Give back the full material, exactly as it reads.

## [Source records]
______
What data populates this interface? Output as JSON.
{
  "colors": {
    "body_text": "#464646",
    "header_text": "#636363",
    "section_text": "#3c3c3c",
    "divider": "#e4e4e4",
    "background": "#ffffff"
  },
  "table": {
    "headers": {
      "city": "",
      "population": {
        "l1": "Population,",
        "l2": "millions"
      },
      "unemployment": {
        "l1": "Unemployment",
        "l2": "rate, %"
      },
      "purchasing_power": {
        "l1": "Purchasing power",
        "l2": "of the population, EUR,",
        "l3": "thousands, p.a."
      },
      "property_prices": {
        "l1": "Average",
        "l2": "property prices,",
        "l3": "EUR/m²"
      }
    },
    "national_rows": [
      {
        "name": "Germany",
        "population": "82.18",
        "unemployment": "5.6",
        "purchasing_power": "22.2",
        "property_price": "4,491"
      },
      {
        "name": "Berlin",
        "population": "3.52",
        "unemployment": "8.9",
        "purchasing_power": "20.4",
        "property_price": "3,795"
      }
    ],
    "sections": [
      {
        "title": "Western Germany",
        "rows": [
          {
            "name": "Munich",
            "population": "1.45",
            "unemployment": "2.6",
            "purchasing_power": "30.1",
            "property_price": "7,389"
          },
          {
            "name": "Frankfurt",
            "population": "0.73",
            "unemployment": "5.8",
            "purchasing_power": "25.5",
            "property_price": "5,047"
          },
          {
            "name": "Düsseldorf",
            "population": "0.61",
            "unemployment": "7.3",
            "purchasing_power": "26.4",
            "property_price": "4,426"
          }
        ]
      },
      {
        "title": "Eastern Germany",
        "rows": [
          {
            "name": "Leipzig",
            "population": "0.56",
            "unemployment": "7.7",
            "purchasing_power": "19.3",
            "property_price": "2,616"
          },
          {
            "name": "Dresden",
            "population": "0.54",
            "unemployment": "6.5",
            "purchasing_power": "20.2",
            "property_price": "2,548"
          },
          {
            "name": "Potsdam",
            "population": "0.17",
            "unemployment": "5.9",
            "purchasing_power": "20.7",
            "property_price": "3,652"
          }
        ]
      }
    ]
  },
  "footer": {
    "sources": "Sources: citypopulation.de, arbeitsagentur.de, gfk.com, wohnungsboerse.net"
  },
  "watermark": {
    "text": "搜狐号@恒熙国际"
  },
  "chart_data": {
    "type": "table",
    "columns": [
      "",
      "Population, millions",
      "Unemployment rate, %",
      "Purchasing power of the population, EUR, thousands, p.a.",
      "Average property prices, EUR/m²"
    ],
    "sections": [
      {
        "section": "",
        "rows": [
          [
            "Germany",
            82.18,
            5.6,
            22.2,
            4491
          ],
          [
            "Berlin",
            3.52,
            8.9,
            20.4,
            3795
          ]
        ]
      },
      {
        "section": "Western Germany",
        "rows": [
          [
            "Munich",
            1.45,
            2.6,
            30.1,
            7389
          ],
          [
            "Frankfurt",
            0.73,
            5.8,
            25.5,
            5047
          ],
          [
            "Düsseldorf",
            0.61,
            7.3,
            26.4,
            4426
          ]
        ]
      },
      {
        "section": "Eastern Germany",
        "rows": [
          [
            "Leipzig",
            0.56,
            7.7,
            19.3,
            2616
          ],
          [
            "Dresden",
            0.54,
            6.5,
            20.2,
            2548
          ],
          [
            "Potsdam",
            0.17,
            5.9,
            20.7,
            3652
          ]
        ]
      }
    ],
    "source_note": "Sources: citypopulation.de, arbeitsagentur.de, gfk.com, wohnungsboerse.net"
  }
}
______
## [RESULT]
What data populates this interface? Output as JSON.
{
  "colors": {
    "body_text": "#464646",
    "header_text": "#636363",
    "section_text": "#3c3c3c",
    "divider": "#e4e4e4",
    "background": "#ffffff"
  },
  "table": {
    "headers": {
      "city": "",
      "population": {
        "l1": "Population,",
        "l2": "millions"
      },
      "unemployment": {
        "l1": "Unemployment",
        "l2": "rate, %"
      },
      "purchasing_power": {
        "l1": "Purchasing power",
        "l2": "of the population, EUR,",
        "l3": "thousands, p.a."
      },
      "property_prices": {
        "l1": "Average",
        "l2": "property prices,",
        "l3": "EUR/m²"
      }
    },
    "national_rows": [
      {
        "name": "Germany",
        "population": "82.18",
        "unemployment": "5.6",
        "purchasing_power": "22.2",
        "property_price": "4,491"
      },
      {
        "name": "Berlin",
        "population": "3.52",
        "unemployment": "8.9",
        "purchasing_power": "20.4",
        "property_price": "3,795"
      }
    ],
    "sections": [
      {
        "title": "Western Germany",
        "rows": [
          {
            "name": "Munich",
            "population": "1.45",
            "unemployment": "2.6",
            "purchasing_power": "30.1",
            "property_price": "7,389"
          },
          {
            "name": "Frankfurt",
            "population": "0.73",
            "unemployment": "5.8",
            "purchasing_power": "25.5",
            "property_price": "5,047"
          },
          {
            "name": "Düsseldorf",
            "population": "0.61",
            "unemployment": "7.3",
            "purchasing_power": "26.4",
            "property_price": "4,426"
          }
        ]
      },
      {
        "title": "Eastern Germany",
        "rows": [
          {
            "name": "Leipzig",
            "population": "0.56",
            "unemployment": "7.7",
            "purchasing_power": "19.3",
            "property_price": "2,616"
          },
          {
            "name": "Dresden",
            "population": "0.54",
            "unemployment": "6.5",
            "purchasing_power": "20.2",
            "property_price": "2,548"
          },
          {
            "name": "Potsdam",
            "population": "0.17",
            "unemployment": "5.9",
            "purchasing_power": "20.7",
            "property_price": "3,652"
          }
        ]
      }
    ]
  },
  "footer": {
    "sources": "Sources: citypopulation.de, arbeitsagentur.de, gfk.com, wohnungsboerse.net"
  },
  "watermark": {
    "text": "搜狐号@恒熙国际"
  },
  "chart_data": {
    "type": "table",
    "columns": [
      "",
      "Population, millions",
      "Unemployment rate, %",
      "Purchasing power of the population, EUR, thousands, p.a.",
      "Average property prices, EUR/m²"
    ],
    "sections": [
      {
        "section": "",
        "rows": [
          [
            "Germany",
            82.18,
            5.6,
            22.2,
            4491
          ],
          [
            "Berlin",
            3.52,
            8.9,
            20.4,
            3795
          ]
        ]
      },
      {
        "section": "Western Germany",
        "rows": [
          [
            "Munich",
            1.45,
            2.6,
            30.1,
            7389
          ],
          [
            "Frankfurt",
            0.73,
            5.8,
            25.5,
            5047
          ],
          [
            "Düsseldorf",
            0.61,
            7.3,
            26.4,
            4426
          ]
        ]
      },
      {
        "section": "Eastern Germany",
        "rows": [
          [
            "Leipzig",
            0.56,
            7.7,
            19.3,
            2616
          ],
          [
            "Dresden",
            0.54,
            6.5,
            20.2,
            2548
          ],
          [
            "Potsdam",
            0.17,
            5.9,
            20.7,
            3652
          ]
        ]
      }
    ],
    "source_note": "Sources: citypopulation.de, arbeitsagentur.de, gfk.com, wohnungsboerse.net"
  }
}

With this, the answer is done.